(Collection entries)
#####

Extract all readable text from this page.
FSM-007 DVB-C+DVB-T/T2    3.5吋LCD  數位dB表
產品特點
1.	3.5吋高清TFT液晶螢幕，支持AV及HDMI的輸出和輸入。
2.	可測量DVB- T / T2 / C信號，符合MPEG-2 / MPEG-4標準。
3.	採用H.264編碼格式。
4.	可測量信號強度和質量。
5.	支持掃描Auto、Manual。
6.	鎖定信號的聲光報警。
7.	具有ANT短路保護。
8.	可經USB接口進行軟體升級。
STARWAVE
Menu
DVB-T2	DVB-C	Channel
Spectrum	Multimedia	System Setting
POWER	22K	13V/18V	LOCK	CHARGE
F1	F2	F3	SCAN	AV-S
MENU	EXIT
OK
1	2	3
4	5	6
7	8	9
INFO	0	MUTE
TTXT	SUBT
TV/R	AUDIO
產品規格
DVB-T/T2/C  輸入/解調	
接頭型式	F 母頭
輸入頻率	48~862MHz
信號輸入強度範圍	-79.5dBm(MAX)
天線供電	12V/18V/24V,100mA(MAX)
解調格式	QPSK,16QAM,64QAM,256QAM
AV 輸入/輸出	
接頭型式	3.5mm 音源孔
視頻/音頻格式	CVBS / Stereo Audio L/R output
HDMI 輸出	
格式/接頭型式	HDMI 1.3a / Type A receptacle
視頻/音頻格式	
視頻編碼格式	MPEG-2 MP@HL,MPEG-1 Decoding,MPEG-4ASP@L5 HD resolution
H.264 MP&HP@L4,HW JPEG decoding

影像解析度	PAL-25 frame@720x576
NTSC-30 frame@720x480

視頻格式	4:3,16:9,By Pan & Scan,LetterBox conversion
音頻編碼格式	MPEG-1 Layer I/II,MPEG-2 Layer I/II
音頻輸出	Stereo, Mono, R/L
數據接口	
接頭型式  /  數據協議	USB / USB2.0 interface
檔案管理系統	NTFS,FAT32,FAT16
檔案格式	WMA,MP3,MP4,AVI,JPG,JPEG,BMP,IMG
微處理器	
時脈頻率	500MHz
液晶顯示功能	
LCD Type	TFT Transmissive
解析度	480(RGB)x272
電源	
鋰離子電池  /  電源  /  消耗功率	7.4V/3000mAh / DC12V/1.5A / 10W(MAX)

#####

Set down all of the records shown above once more, exactly.

Extract all readable text from this page.
FSM-007 DVB-C+DVB-T/T2    3.5吋LCD  數位dB表
產品特點
1.	3.5吋高清TFT液晶螢幕，支持AV及HDMI的輸出和輸入。
2.	可測量DVB- T / T2 / C信號，符合MPEG-2 / MPEG-4標準。
3.	採用H.264編碼格式。
4.	可測量信號強度和質量。
5.	支持掃描Auto、Manual。
6.	鎖定信號的聲光報警。
7.	具有ANT短路保護。
8.	可經USB接口進行軟體升級。
STARWAVE
Menu
DVB-T2	DVB-C	Channel
Spectrum	Multimedia	System Setting
POWER	22K	13V/18V	LOCK	CHARGE
F1	F2	F3	SCAN	AV-S
MENU	EXIT
OK
1	2	3
4	5	6
7	8	9
INFO	0	MUTE
TTXT	SUBT
TV/R	AUDIO
產品規格
DVB-T/T2/C  輸入/解調	
接頭型式	F 母頭
輸入頻率	48~862MHz
信號輸入強度範圍	-79.5dBm(MAX)
天線供電	12V/18V/24V,100mA(MAX)
解調格式	QPSK,16QAM,64QAM,256QAM
AV 輸入/輸出	
接頭型式	3.5mm 音源孔
視頻/音頻格式	CVBS / Stereo Audio L/R output
HDMI 輸出	
格式/接頭型式	HDMI 1.3a / Type A receptacle
視頻/音頻格式	
視頻編碼格式	MPEG-2 MP@HL,MPEG-1 Decoding,MPEG-4ASP@L5 HD resolution
H.264 MP&HP@L4,HW JPEG decoding

影像解析度	PAL-25 frame@720x576
NTSC-30 frame@720x480

視頻格式	4:3,16:9,By Pan & Scan,LetterBox conversion
音頻編碼格式	MPEG-1 Layer I/II,MPEG-2 Layer I/II
音頻輸出	Stereo, Mono, R/L
數據接口	
接頭型式  /  數據協議	USB / USB2.0 interface
檔案管理系統	NTFS,FAT32,FAT16
檔案格式	WMA,MP3,MP4,AVI,JPG,JPEG,BMP,IMG
微處理器	
時脈頻率	500MHz
液晶顯示功能	
LCD Type	TFT Transmissive
解析度	480(RGB)x272
電源	
鋰離子電池  /  電源  /  消耗功率	7.4V/3000mAh / DC12V/1.5A / 10W(MAX)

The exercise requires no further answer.